ITEMS:
------------

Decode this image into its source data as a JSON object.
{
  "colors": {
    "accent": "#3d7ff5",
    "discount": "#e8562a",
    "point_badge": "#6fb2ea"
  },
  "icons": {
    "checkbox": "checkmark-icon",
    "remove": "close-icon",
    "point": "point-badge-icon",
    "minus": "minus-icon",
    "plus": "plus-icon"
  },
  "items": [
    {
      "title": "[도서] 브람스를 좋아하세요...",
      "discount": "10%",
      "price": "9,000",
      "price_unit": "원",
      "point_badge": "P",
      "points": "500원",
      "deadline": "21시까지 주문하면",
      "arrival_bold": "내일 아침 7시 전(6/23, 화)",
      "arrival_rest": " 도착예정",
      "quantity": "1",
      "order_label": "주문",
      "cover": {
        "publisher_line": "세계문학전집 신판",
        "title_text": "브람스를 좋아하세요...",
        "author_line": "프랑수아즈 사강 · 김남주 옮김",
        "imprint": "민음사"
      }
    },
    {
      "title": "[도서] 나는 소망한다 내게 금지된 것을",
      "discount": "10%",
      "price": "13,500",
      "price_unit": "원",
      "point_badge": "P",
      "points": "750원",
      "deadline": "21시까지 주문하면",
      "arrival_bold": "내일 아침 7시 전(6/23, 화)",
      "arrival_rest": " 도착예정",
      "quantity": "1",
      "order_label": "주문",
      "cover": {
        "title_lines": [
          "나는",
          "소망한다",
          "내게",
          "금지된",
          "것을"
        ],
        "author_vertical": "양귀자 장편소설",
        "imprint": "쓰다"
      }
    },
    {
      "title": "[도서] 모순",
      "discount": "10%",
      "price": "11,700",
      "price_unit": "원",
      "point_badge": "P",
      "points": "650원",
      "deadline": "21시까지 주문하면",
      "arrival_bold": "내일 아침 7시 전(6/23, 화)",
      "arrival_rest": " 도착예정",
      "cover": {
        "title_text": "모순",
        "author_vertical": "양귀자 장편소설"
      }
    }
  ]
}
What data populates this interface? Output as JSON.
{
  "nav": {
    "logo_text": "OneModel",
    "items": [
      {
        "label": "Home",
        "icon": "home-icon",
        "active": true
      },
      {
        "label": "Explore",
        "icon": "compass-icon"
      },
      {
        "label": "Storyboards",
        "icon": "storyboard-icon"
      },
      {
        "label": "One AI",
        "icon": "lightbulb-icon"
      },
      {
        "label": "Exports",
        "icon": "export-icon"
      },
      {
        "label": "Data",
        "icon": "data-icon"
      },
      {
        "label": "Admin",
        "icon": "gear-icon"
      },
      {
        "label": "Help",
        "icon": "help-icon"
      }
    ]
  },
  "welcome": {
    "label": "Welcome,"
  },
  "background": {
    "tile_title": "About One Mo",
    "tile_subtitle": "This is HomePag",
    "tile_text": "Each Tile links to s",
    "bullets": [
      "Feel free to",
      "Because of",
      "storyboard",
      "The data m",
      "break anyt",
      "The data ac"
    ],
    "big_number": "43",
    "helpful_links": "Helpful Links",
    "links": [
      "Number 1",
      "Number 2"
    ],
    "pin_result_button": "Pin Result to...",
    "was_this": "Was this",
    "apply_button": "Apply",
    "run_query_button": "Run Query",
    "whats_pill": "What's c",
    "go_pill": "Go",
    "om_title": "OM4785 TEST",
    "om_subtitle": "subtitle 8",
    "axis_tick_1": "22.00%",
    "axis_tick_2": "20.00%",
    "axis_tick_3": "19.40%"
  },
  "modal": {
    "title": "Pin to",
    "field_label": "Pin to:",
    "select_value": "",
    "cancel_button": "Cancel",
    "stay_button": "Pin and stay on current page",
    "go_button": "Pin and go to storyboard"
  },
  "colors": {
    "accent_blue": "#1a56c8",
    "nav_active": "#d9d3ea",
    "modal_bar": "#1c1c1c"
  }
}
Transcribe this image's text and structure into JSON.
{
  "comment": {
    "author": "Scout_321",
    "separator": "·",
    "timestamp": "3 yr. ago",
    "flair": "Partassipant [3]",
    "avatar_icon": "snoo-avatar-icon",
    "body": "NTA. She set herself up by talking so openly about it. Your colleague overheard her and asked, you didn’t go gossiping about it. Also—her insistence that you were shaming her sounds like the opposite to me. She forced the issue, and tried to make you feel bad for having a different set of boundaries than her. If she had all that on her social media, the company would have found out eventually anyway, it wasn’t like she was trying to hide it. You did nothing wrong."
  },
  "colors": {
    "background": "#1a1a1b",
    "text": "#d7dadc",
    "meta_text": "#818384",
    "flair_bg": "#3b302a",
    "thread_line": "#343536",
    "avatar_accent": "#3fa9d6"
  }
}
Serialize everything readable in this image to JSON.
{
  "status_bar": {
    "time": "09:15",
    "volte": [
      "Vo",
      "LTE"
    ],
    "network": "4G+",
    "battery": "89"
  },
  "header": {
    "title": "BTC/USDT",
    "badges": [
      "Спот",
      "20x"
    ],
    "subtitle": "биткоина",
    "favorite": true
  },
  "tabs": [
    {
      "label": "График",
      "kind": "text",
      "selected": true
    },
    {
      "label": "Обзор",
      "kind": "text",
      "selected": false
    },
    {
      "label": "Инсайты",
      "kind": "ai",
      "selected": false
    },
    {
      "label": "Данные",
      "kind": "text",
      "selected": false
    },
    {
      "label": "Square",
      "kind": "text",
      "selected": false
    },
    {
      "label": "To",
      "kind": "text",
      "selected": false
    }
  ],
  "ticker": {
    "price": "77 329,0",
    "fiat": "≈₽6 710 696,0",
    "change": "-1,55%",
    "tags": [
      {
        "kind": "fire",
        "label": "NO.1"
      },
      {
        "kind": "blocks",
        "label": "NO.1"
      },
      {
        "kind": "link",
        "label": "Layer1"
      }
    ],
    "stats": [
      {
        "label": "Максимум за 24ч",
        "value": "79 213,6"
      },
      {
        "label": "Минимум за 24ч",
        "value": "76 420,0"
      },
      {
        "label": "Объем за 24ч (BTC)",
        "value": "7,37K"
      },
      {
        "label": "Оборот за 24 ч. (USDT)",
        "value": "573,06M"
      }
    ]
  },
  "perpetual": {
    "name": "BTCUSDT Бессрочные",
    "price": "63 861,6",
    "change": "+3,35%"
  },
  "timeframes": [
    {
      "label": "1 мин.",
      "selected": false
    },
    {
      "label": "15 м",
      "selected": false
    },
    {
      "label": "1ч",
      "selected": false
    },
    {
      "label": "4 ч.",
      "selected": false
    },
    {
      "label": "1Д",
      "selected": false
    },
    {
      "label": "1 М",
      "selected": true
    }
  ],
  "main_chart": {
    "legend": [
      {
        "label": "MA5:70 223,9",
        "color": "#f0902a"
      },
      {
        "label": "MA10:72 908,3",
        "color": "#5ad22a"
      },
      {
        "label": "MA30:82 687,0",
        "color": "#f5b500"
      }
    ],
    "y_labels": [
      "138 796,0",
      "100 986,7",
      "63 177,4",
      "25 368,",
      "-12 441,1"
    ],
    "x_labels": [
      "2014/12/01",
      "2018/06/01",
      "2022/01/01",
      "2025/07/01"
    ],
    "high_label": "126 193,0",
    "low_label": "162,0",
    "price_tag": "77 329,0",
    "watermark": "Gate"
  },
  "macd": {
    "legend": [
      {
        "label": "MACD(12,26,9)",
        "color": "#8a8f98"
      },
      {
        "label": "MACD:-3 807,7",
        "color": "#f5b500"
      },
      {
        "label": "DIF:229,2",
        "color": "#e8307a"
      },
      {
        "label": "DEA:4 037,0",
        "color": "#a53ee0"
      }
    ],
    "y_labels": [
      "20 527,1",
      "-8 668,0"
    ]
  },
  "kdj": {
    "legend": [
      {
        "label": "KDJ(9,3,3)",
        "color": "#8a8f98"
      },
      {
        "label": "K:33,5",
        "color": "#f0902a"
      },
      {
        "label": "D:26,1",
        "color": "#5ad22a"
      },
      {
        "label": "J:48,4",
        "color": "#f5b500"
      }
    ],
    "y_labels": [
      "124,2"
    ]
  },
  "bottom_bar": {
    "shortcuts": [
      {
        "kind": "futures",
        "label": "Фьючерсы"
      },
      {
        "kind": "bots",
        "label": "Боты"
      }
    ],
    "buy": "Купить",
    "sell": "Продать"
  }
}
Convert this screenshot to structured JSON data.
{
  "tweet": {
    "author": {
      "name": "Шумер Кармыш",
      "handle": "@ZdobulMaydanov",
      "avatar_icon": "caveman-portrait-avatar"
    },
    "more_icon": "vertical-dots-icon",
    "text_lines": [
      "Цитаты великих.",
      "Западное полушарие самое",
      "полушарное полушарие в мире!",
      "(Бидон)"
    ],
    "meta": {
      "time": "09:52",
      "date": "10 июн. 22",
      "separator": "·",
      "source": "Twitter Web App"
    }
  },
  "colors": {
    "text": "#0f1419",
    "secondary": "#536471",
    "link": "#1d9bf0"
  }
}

------------

Return each line where "JSON" shows up.

Decode this image into its source data as a JSON object.
What data populates this interface? Output as JSON.
Transcribe this image's text and structure into JSON.
Serialize everything readable in this image to JSON.
Convert this screenshot to structured JSON data.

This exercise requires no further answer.